Exercise goal:
Copy every line from the material below that holds "EBITDA".

Data rows:
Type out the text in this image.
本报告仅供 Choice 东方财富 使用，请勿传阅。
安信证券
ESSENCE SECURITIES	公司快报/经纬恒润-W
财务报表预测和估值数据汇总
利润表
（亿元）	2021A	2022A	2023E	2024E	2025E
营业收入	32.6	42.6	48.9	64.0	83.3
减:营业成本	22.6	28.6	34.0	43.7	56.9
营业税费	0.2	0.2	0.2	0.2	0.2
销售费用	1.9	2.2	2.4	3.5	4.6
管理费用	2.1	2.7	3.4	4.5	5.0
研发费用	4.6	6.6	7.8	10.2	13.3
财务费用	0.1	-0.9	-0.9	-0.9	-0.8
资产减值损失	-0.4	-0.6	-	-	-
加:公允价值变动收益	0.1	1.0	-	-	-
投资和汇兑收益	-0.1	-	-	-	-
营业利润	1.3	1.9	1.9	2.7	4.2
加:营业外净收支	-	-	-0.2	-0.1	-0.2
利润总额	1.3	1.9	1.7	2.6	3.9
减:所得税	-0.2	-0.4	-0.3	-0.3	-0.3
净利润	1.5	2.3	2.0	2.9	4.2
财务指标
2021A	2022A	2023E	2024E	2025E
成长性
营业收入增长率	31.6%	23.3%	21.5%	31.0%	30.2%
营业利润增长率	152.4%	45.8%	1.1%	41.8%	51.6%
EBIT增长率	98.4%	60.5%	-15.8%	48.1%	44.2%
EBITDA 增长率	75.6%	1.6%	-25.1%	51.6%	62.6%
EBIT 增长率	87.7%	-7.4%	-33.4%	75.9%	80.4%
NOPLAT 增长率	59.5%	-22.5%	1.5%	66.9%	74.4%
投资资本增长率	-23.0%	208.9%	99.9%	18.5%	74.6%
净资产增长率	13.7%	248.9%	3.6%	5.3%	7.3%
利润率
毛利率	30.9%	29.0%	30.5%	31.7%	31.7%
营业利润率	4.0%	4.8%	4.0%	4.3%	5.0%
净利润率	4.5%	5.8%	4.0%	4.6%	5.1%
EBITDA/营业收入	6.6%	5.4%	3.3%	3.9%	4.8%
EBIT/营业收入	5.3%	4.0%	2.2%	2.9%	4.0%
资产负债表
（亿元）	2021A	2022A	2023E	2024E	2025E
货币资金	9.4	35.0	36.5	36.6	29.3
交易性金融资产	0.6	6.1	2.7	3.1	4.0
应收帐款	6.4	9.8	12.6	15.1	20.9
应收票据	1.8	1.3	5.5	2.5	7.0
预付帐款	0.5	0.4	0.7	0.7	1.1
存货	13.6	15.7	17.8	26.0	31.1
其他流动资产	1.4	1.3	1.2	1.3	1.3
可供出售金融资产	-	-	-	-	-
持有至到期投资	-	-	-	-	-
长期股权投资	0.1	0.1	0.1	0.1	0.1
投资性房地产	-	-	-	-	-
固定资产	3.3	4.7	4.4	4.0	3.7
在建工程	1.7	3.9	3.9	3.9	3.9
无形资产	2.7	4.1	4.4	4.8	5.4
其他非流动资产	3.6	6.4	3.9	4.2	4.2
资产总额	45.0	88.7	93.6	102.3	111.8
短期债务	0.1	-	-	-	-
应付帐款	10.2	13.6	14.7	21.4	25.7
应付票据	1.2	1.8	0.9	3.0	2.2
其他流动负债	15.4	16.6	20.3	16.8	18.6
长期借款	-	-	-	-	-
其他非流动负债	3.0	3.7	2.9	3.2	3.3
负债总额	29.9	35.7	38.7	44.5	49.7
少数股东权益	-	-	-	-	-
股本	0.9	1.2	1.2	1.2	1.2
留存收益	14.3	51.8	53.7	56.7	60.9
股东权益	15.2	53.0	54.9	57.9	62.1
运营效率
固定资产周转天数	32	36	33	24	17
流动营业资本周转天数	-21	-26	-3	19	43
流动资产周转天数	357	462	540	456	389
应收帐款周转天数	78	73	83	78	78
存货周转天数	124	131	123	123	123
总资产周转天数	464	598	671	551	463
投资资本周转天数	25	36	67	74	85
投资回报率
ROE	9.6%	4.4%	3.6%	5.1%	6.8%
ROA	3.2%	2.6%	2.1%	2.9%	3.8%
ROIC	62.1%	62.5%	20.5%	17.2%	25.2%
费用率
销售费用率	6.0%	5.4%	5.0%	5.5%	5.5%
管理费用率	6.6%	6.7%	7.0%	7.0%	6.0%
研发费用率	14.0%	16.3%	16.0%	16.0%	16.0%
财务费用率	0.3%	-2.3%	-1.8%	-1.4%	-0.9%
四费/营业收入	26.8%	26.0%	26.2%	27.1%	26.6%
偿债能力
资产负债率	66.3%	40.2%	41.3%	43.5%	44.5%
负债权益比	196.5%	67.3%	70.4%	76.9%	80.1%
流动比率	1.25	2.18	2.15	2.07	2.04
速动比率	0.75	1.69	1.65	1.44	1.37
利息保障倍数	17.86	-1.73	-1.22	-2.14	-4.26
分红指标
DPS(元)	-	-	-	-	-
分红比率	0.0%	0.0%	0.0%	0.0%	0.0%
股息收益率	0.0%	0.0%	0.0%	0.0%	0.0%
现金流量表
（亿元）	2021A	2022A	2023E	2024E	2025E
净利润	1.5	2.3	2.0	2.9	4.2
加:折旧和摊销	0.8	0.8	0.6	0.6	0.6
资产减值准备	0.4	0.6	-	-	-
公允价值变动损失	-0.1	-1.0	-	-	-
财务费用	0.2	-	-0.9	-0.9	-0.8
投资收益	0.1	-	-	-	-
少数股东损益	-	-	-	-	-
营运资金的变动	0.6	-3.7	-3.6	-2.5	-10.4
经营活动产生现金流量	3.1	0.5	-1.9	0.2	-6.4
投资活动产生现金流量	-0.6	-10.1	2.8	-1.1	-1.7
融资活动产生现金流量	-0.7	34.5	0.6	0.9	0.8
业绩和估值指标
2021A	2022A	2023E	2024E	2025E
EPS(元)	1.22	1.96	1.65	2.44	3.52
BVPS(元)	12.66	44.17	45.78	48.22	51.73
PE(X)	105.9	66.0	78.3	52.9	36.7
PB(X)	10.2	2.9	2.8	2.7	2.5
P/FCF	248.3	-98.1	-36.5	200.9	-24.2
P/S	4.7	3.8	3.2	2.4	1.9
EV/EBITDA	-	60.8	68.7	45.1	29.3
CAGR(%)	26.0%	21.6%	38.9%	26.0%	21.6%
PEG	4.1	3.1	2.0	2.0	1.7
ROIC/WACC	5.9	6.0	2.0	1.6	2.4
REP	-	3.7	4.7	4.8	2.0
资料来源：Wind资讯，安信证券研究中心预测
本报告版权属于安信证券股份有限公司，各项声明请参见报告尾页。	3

Response to this task:
EBITDA 增长率	75.6%	1.6%	-25.1%	51.6%	62.6%
EBITDA/营业收入	6.6%	5.4%	3.3%	3.9%	4.8%
EV/EBITDA	-	60.8	68.7	45.1	29.3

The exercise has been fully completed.